We begin with the question whether § 2 applies to the District at all.

A.

Fifteen years ago, the District’s voting system was the subject of a Fourteenth Amendment challenge. In Ball v. James, 451 U.S. 355, 101 S.Ct. 1811, 68 L.Ed.2d 150 (1981), the Supreme Court held that the District was not subject to the Equal Protection Clause’s one-person, one-vote requirement. The Court explained that “though the state *592legislature has allowed water districts to become nominal public entities in order to obtain inexpensive bond financing, the districts remain essentially business enterprises, created by and chiefly benefiting a specific group of landowners.” Id. at 368, 101 S.Ct. at 1819 (citations omitted). The Court found that the acreage-based voting system was reasonably related to the District’s legitimate statutory objectives, particularly since acreage reflected the relative risks each landowner incurred and “the distribution of the benefits and the burdens of the District’s water operations.” Id. at 371, 101 S.Ct. at 1821.

In this case, the district court relied heavily on Ball in finding the District outside § 2’s reach. However, in so holding, the court misinterpreted both Ball and § 2. Ball involved the District’s acreage-based voting under A.R.S. § 48-2383, not the land ownership requirement of A.R.S. § 48-2309, which is at issue here. In Ball, the Court held that the District “does not exercise the sort of governmental powers that invoke the strict demands of the [one-person, one-vote principle].” 451 U.S. at 366, 101 S.Ct. at 1818. The Court did not address whether the District’s electoral system discriminates on the basis of race.

It is that issue which implicates § 2. Congress enacted the Voting Rights Act, 42 U.S.C. §§ 1971-1974e, to implement the Fifteenth Amendment and “rid the country of racial discrimination in voting.” South Carolina v. Katzenbach, 383 U.S. 301, 315, 86 S.Ct. 803, 812, 15 L.Ed.2d 769 (1966). Section 2, as amended in 1982, prohibits the use by “any State or political subdivision” of any voting qualification, prerequisite to voting, or standard “in a manner which results in a denial or abridgment of the right ... to vote on account of race or color.” 42 U.S.C. § 1973(a).3

B.

The District argues that it is not a “political subdivision” within the meaning of § 2. While the language of § 2 does not expressly indicate its scope, the District’s argument is inconsistent with the legislative history and judicial interpretations of § 2.

....

TASK INSTRUCTIONS -
• 1. Copy the opinion on the District's voting rules, beginning at the words "It is that issue" and stopping after "interpretations of § 2.", and swap "political subdivision" for "local governmental unit" wherever it appears in that span.
• 2. Extend the opinion on the District's voting rules by writing what comes after its last sentence.

[Collected data]

....

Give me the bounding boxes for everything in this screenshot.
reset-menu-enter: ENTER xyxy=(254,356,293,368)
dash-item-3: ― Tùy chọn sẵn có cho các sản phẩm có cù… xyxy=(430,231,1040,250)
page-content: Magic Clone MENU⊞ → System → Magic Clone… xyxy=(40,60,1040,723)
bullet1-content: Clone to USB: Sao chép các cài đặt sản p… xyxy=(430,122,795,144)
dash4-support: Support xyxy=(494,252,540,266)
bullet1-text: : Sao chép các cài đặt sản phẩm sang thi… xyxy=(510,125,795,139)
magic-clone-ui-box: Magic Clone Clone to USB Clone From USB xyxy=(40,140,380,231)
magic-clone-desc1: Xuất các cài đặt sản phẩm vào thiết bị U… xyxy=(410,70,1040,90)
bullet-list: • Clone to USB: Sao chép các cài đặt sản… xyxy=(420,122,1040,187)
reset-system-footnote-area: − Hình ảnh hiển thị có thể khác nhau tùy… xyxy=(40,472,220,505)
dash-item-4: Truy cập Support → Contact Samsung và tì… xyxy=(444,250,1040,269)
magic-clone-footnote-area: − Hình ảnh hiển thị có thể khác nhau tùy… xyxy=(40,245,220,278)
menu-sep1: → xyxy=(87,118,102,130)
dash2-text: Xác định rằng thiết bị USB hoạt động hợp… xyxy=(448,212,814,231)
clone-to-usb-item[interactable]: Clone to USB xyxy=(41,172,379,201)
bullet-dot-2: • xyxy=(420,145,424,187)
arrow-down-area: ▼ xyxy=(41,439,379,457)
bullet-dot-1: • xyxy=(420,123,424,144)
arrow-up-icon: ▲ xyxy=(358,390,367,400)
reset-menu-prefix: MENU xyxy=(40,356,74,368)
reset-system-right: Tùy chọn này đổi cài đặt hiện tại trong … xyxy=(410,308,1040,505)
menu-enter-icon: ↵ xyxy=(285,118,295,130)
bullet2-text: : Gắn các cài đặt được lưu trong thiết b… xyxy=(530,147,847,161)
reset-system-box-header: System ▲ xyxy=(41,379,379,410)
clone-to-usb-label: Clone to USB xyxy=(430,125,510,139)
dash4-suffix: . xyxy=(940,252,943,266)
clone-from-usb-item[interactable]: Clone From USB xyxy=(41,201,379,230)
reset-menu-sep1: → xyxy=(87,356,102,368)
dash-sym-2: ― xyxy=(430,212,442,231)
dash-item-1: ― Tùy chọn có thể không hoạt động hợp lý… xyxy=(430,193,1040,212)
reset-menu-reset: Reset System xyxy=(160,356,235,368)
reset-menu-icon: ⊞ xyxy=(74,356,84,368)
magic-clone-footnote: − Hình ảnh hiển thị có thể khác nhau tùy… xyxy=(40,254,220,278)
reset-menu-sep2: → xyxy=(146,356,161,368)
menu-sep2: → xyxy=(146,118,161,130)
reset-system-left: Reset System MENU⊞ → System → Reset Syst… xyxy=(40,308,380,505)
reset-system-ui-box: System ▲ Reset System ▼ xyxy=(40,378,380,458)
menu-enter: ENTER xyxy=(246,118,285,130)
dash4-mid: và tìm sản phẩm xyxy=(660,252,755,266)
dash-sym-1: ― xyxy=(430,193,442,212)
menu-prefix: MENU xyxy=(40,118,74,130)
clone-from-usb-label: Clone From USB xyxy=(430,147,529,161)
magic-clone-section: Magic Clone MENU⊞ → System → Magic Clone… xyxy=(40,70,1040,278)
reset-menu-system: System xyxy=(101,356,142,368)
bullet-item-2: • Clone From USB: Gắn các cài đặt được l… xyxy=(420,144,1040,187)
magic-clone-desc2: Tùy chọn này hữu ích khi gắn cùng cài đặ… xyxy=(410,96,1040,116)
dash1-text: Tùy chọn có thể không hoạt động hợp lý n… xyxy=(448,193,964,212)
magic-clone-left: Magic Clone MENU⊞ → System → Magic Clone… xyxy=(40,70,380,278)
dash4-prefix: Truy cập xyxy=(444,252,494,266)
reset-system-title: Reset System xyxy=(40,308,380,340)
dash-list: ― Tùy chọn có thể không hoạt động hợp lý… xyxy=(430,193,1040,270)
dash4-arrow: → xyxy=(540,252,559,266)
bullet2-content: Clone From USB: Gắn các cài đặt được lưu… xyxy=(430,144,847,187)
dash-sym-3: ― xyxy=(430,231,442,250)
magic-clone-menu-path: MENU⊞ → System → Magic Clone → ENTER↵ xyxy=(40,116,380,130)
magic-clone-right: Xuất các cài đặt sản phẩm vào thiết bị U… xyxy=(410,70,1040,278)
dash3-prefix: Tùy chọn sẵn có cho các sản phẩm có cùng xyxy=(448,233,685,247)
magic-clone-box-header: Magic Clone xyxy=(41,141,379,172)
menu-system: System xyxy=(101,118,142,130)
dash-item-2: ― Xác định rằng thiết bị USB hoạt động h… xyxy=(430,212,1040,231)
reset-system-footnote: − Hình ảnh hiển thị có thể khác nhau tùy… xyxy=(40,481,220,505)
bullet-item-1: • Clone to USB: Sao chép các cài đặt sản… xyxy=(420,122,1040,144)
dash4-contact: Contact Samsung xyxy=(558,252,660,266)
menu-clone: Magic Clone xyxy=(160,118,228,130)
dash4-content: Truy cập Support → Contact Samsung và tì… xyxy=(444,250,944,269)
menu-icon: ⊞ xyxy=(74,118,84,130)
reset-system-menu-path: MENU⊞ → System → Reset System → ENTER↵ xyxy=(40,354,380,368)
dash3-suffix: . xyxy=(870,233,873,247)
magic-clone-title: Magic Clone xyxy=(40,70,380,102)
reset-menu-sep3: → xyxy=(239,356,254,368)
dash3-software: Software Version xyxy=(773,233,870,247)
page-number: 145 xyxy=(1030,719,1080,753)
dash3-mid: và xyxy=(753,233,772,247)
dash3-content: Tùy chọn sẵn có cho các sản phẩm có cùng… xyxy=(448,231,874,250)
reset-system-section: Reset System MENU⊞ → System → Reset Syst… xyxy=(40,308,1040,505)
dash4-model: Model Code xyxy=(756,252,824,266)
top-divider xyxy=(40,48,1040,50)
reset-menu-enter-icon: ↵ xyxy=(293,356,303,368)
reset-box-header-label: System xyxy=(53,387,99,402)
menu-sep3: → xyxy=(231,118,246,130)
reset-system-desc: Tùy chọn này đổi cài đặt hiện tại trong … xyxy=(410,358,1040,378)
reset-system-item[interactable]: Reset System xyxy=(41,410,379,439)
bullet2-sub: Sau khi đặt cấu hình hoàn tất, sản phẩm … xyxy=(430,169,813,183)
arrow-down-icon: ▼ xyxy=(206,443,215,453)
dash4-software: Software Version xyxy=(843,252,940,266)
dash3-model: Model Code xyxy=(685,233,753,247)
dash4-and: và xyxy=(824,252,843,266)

....

ANSWERS IN ORDER -
• 1.
It is that issue which implicates § 2. Congress enacted the Voting Rights Act, 42 U.S.C. §§ 1971-1974e, to implement the Fifteenth Amendment and “rid the country of racial discrimination in voting.” South Carolina v. Katzenbach, 383 U.S. 301, 315, 86 S.Ct. 803, 812, 15 L.Ed.2d 769 (1966). Section 2, as amended in 1982, prohibits the use by “any State or local governmental unit” of any voting qualification, prerequisite to voting, or standard “in a manner which results in a denial or abridgment of the right ... to vote on account of race or color.” 42 U.S.C. § 1973(a).3

B.

The District argues that it is not a “local governmental unit” within the meaning of § 2. While the language of § 2 does not expressly indicate its scope, the District’s argument is inconsistent with the legislative history and judicial interpretations of § 2.

• 2.
The Supreme Court first interpreted the term “political subdivision” in the context of § 5, which deals with preclearance of election procedures. United States v. Sheffield Bd. of Comm’rs, 435 U.S. 110, 98 S.Ct. 965, 55 L.Ed.2d 148 (1978). The Court noted that § 14 of the Act, 42 U.S.C. § 19731(c)(2), defines “political subdivision” to mean “any county or parish, except that where registration for voting is not conducted under the supervision of a county or parish, the term shall include any other subdivision of a State which conducts registration for voting,” but rejected the notion that § 14 limits the scope of § 5. Sheffield, 435 U.S. at 126, 98 S.Ct. at 976. Instead, the Court explained, “[t]he language, structure, history, and purposes of the Act persuade us that § 5, like the constitutional provisions it is designed to implement, applies to all entities having power over any aspect of the electoral process within designated jurisdictions.” Id. at 118, 98 S.Ct. at 972. The Court found that a broad reading of § 5 was required to implement fully the Congressional objectives underlying the Act. Id. at 117-18, 98 S.Ct. at 971-72. The Court therefore held that § 5 applied to *593an Alabama city that did not register voters. Id. at 138, 98 S.Ct. at 982-83.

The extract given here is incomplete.